STATED EXERCISE:
Pull each line holding the word "title" from the data.

··········

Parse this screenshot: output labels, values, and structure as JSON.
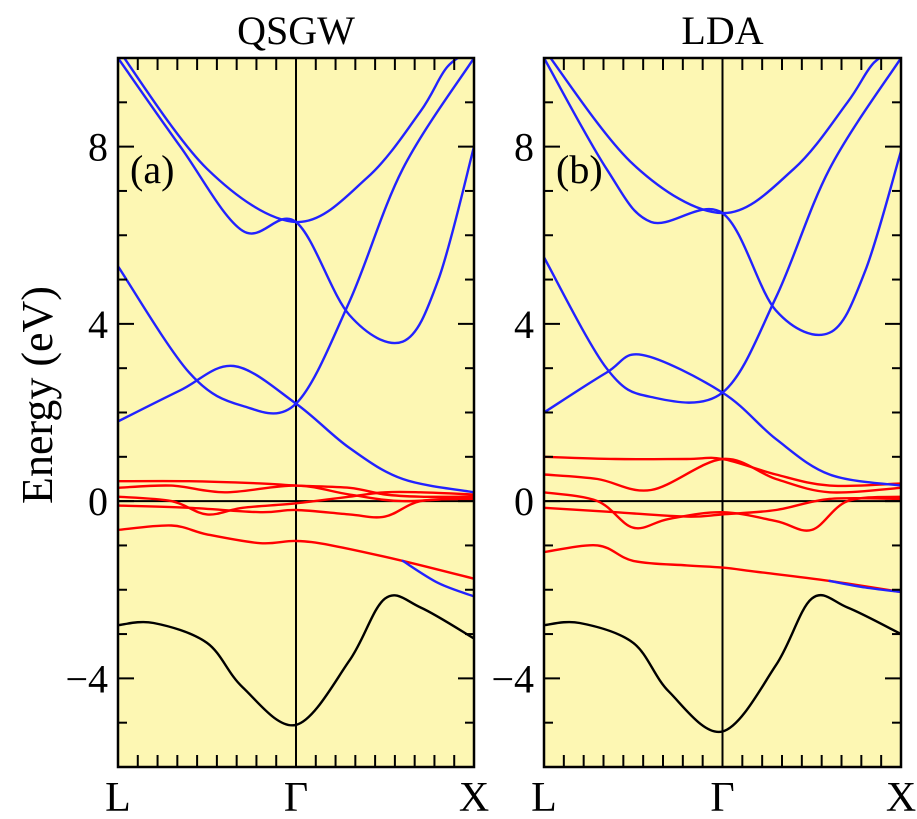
{
  "ylabel": "Energy (eV)",
  "panels": [
    {
      "title": "QSGW",
      "label": "(a)",
      "chart_data": {
        "type": "line",
        "x_ticks": [
          "L",
          "Γ",
          "X"
        ],
        "xlim": [
          0,
          2
        ],
        "ylim": [
          -6,
          10
        ],
        "y_ticks": [
          -4,
          0,
          4,
          8
        ],
        "grid": false,
        "reference_lines": {
          "horizontal": [
            0
          ],
          "vertical": [
            1
          ]
        },
        "series": [
          {
            "color": "#000000",
            "x": [
              0,
              0.2,
              0.5,
              0.7,
              1,
              1.3,
              1.5,
              1.7,
              2
            ],
            "y": [
              -2.8,
              -2.75,
              -3.2,
              -4.2,
              -5.05,
              -3.6,
              -2.2,
              -2.4,
              -3.1
            ]
          },
          {
            "color": "#ff0000",
            "x": [
              0,
              0.3,
              0.5,
              0.8,
              1,
              1.2,
              1.6,
              2
            ],
            "y": [
              -0.65,
              -0.55,
              -0.75,
              -0.95,
              -0.9,
              -1.0,
              -1.35,
              -1.75
            ]
          },
          {
            "color": "#2222ff",
            "x": [
              1.6,
              1.8,
              2
            ],
            "y": [
              -1.35,
              -1.85,
              -2.15
            ]
          },
          {
            "color": "#ff0000",
            "x": [
              0,
              0.4,
              0.8,
              1,
              1.3,
              1.5,
              1.7,
              2
            ],
            "y": [
              0.45,
              0.45,
              0.4,
              0.35,
              0.3,
              0.15,
              0.1,
              0.1
            ]
          },
          {
            "color": "#ff0000",
            "x": [
              0,
              0.3,
              0.6,
              1,
              1.3,
              1.6,
              2
            ],
            "y": [
              0.3,
              0.35,
              0.2,
              0.35,
              0.15,
              0.0,
              0.1
            ]
          },
          {
            "color": "#ff0000",
            "x": [
              0,
              0.3,
              0.5,
              0.7,
              1,
              1.3,
              1.5,
              1.7,
              2
            ],
            "y": [
              0.1,
              0.0,
              -0.3,
              -0.15,
              -0.05,
              0.1,
              0.2,
              0.2,
              0.15
            ]
          },
          {
            "color": "#ff0000",
            "x": [
              0,
              0.4,
              0.8,
              1,
              1.3,
              1.5,
              1.7,
              2
            ],
            "y": [
              -0.1,
              -0.15,
              -0.25,
              -0.2,
              -0.3,
              -0.35,
              0.0,
              0.05
            ]
          },
          {
            "color": "#2222ff",
            "x": [
              0,
              0.35,
              0.65,
              1,
              1.3,
              1.6,
              2
            ],
            "y": [
              1.8,
              2.5,
              3.05,
              2.2,
              1.2,
              0.5,
              0.2
            ]
          },
          {
            "color": "#2222ff",
            "x": [
              0,
              0.4,
              0.7,
              1,
              1.3,
              1.6,
              2
            ],
            "y": [
              5.3,
              2.9,
              2.15,
              2.2,
              4.5,
              7.5,
              10.0
            ]
          },
          {
            "color": "#2222ff",
            "x": [
              0,
              0.35,
              0.7,
              1,
              1.3,
              1.6,
              1.8,
              2
            ],
            "y": [
              10.0,
              8.0,
              6.1,
              6.3,
              4.2,
              3.6,
              5.0,
              8.0
            ]
          },
          {
            "color": "#2222ff",
            "x": [
              0,
              0.5,
              1,
              1.4,
              1.7,
              1.85,
              2
            ],
            "y": [
              10.2,
              7.5,
              6.3,
              7.3,
              8.8,
              9.8,
              10.2
            ]
          }
        ]
      }
    },
    {
      "title": "LDA",
      "label": "(b)",
      "chart_data": {
        "type": "line",
        "x_ticks": [
          "L",
          "Γ",
          "X"
        ],
        "xlim": [
          0,
          2
        ],
        "ylim": [
          -6,
          10
        ],
        "y_ticks": [
          -4,
          0,
          4,
          8
        ],
        "grid": false,
        "reference_lines": {
          "horizontal": [
            0
          ],
          "vertical": [
            1
          ]
        },
        "series": [
          {
            "color": "#000000",
            "x": [
              0,
              0.2,
              0.5,
              0.7,
              1,
              1.3,
              1.5,
              1.7,
              2
            ],
            "y": [
              -2.8,
              -2.75,
              -3.2,
              -4.3,
              -5.2,
              -3.7,
              -2.2,
              -2.4,
              -3.0
            ]
          },
          {
            "color": "#ff0000",
            "x": [
              0,
              0.3,
              0.5,
              0.8,
              1,
              1.2,
              1.6,
              2
            ],
            "y": [
              -1.15,
              -1.0,
              -1.35,
              -1.45,
              -1.5,
              -1.6,
              -1.8,
              -2.05
            ]
          },
          {
            "color": "#2222ff",
            "x": [
              1.6,
              1.8,
              2
            ],
            "y": [
              -1.8,
              -1.95,
              -2.05
            ]
          },
          {
            "color": "#ff0000",
            "x": [
              0,
              0.4,
              0.8,
              1,
              1.3,
              1.6,
              2
            ],
            "y": [
              1.0,
              0.95,
              0.95,
              0.95,
              0.6,
              0.35,
              0.4
            ]
          },
          {
            "color": "#ff0000",
            "x": [
              0,
              0.3,
              0.6,
              1,
              1.3,
              1.6,
              2
            ],
            "y": [
              0.6,
              0.5,
              0.25,
              0.95,
              0.5,
              0.2,
              0.3
            ]
          },
          {
            "color": "#ff0000",
            "x": [
              0,
              0.3,
              0.5,
              0.7,
              1,
              1.3,
              1.5,
              1.7,
              2
            ],
            "y": [
              0.2,
              0.0,
              -0.6,
              -0.4,
              -0.25,
              -0.45,
              -0.65,
              0.0,
              0.1
            ]
          },
          {
            "color": "#ff0000",
            "x": [
              0,
              0.4,
              0.8,
              1,
              1.3,
              1.6,
              2
            ],
            "y": [
              -0.15,
              -0.25,
              -0.35,
              -0.3,
              -0.2,
              0.05,
              0.05
            ]
          },
          {
            "color": "#2222ff",
            "x": [
              0,
              0.35,
              0.55,
              1,
              1.3,
              1.6,
              2
            ],
            "y": [
              2.0,
              2.9,
              3.3,
              2.45,
              1.4,
              0.6,
              0.35
            ]
          },
          {
            "color": "#2222ff",
            "x": [
              0,
              0.35,
              0.6,
              1,
              1.3,
              1.6,
              2
            ],
            "y": [
              5.5,
              3.0,
              2.35,
              2.45,
              4.6,
              7.5,
              10.0
            ]
          },
          {
            "color": "#2222ff",
            "x": [
              0,
              0.35,
              0.6,
              1,
              1.3,
              1.6,
              1.8,
              2
            ],
            "y": [
              10.0,
              7.5,
              6.3,
              6.5,
              4.3,
              3.8,
              5.2,
              7.9
            ]
          },
          {
            "color": "#2222ff",
            "x": [
              0,
              0.5,
              1,
              1.4,
              1.7,
              1.85,
              2
            ],
            "y": [
              10.2,
              7.6,
              6.5,
              7.5,
              9.0,
              9.9,
              10.2
            ]
          }
        ]
      }
    }
  ]
}
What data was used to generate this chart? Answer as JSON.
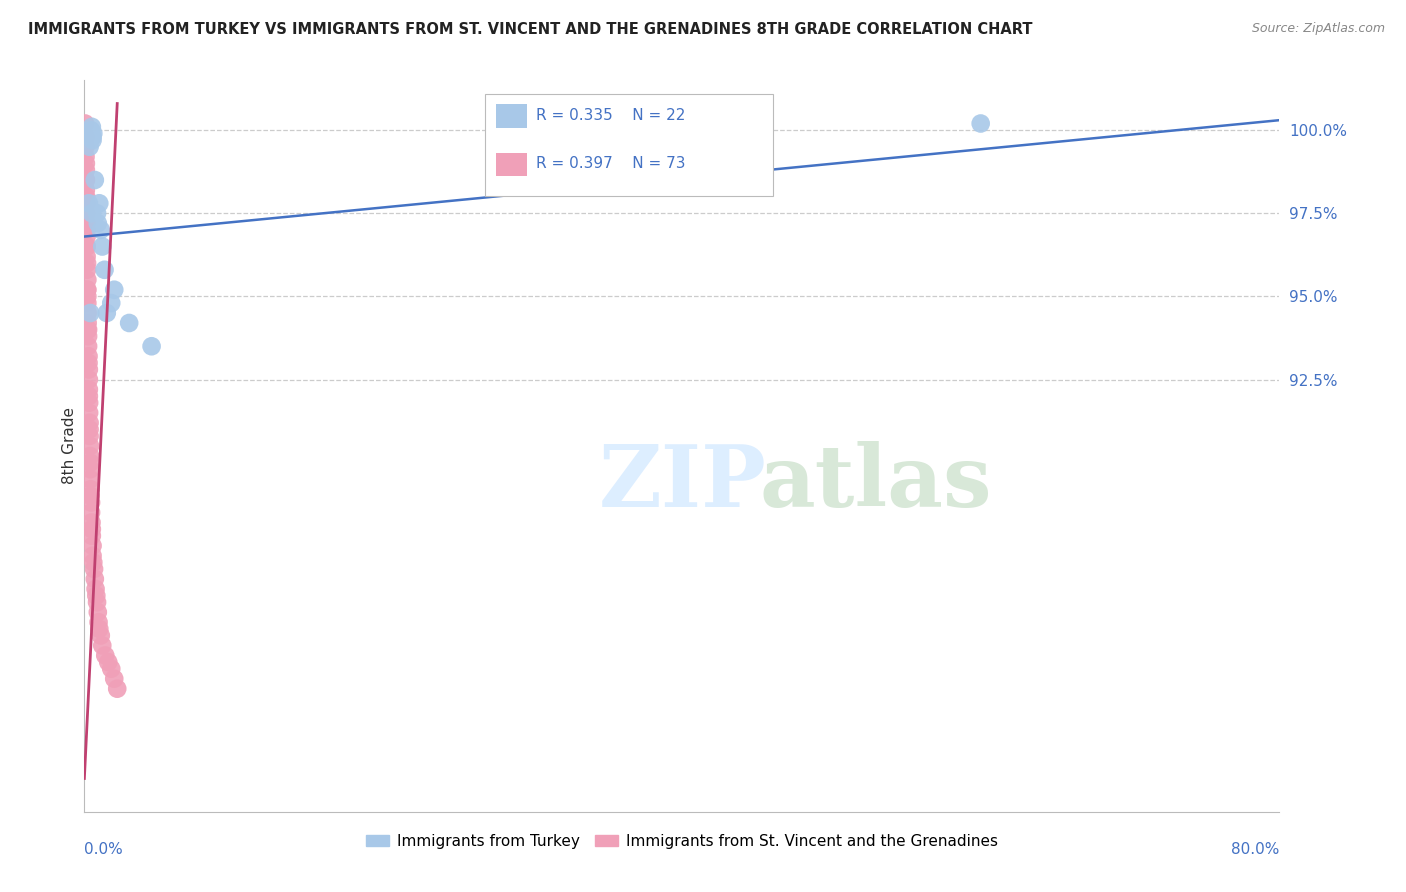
{
  "title": "IMMIGRANTS FROM TURKEY VS IMMIGRANTS FROM ST. VINCENT AND THE GRENADINES 8TH GRADE CORRELATION CHART",
  "source": "Source: ZipAtlas.com",
  "ylabel": "8th Grade",
  "xlim": [
    0.0,
    80.0
  ],
  "ylim": [
    79.5,
    101.5
  ],
  "legend_r1": "R = 0.335",
  "legend_n1": "N = 22",
  "legend_r2": "R = 0.397",
  "legend_n2": "N = 73",
  "color_blue": "#a8c8e8",
  "color_pink": "#f0a0b8",
  "line_blue": "#4472c4",
  "line_pink": "#c04070",
  "ytick_positions": [
    92.5,
    95.0,
    97.5,
    100.0
  ],
  "ytick_labels": [
    "92.5%",
    "95.0%",
    "97.5%",
    "100.0%"
  ],
  "grid_lines": [
    92.5,
    95.0,
    97.5,
    100.0
  ],
  "blue_line_x": [
    0.0,
    80.0
  ],
  "blue_line_y": [
    96.8,
    100.3
  ],
  "pink_line_x": [
    0.0,
    2.2
  ],
  "pink_line_y": [
    80.5,
    100.8
  ],
  "turkey_x": [
    0.35,
    0.55,
    0.45,
    0.5,
    0.55,
    0.6,
    0.7,
    0.85,
    0.9,
    1.0,
    1.1,
    1.2,
    1.35,
    1.5,
    1.8,
    2.0,
    3.0,
    4.5,
    0.3,
    0.4,
    0.5,
    60.0
  ],
  "turkey_y": [
    99.5,
    99.8,
    100.0,
    100.1,
    99.7,
    99.9,
    98.5,
    97.5,
    97.2,
    97.8,
    97.0,
    96.5,
    95.8,
    94.5,
    94.8,
    95.2,
    94.2,
    93.5,
    97.8,
    94.5,
    97.5,
    100.2
  ],
  "stvincent_x": [
    0.05,
    0.08,
    0.08,
    0.08,
    0.1,
    0.1,
    0.1,
    0.1,
    0.12,
    0.12,
    0.12,
    0.15,
    0.15,
    0.15,
    0.15,
    0.15,
    0.18,
    0.18,
    0.2,
    0.2,
    0.2,
    0.2,
    0.22,
    0.22,
    0.25,
    0.25,
    0.25,
    0.28,
    0.28,
    0.3,
    0.3,
    0.3,
    0.3,
    0.32,
    0.32,
    0.35,
    0.35,
    0.35,
    0.38,
    0.38,
    0.4,
    0.4,
    0.4,
    0.42,
    0.42,
    0.45,
    0.45,
    0.48,
    0.5,
    0.5,
    0.55,
    0.55,
    0.6,
    0.65,
    0.7,
    0.75,
    0.8,
    0.85,
    0.9,
    0.95,
    1.0,
    1.1,
    1.2,
    1.4,
    1.6,
    1.8,
    2.0,
    2.2,
    0.1,
    0.12,
    0.15,
    0.18,
    0.2
  ],
  "stvincent_y": [
    100.2,
    99.8,
    99.5,
    99.2,
    99.0,
    98.8,
    98.5,
    98.2,
    98.0,
    97.8,
    97.5,
    97.2,
    97.0,
    96.8,
    96.5,
    96.2,
    96.0,
    95.8,
    95.5,
    95.2,
    95.0,
    94.8,
    94.5,
    94.2,
    94.0,
    93.8,
    93.5,
    93.2,
    93.0,
    92.8,
    92.5,
    92.2,
    92.0,
    91.8,
    91.5,
    91.2,
    91.0,
    90.8,
    90.5,
    90.2,
    90.0,
    89.8,
    89.5,
    89.2,
    89.0,
    88.8,
    88.5,
    88.2,
    88.0,
    87.8,
    87.5,
    87.2,
    87.0,
    86.8,
    86.5,
    86.2,
    86.0,
    85.8,
    85.5,
    85.2,
    85.0,
    84.8,
    84.5,
    84.2,
    84.0,
    83.8,
    83.5,
    83.2,
    98.5,
    97.8,
    96.5,
    95.2,
    94.0
  ]
}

··········

SOLUTION FOR THIS TASK:
      "title": "QSGW",
      "title": "LDA",
  "title": "IMMIGRANTS FROM TURKEY VS IMMIGRANTS FROM ST. VINCENT AND THE GRENADINES 8TH GRADE CORRELATION CHART",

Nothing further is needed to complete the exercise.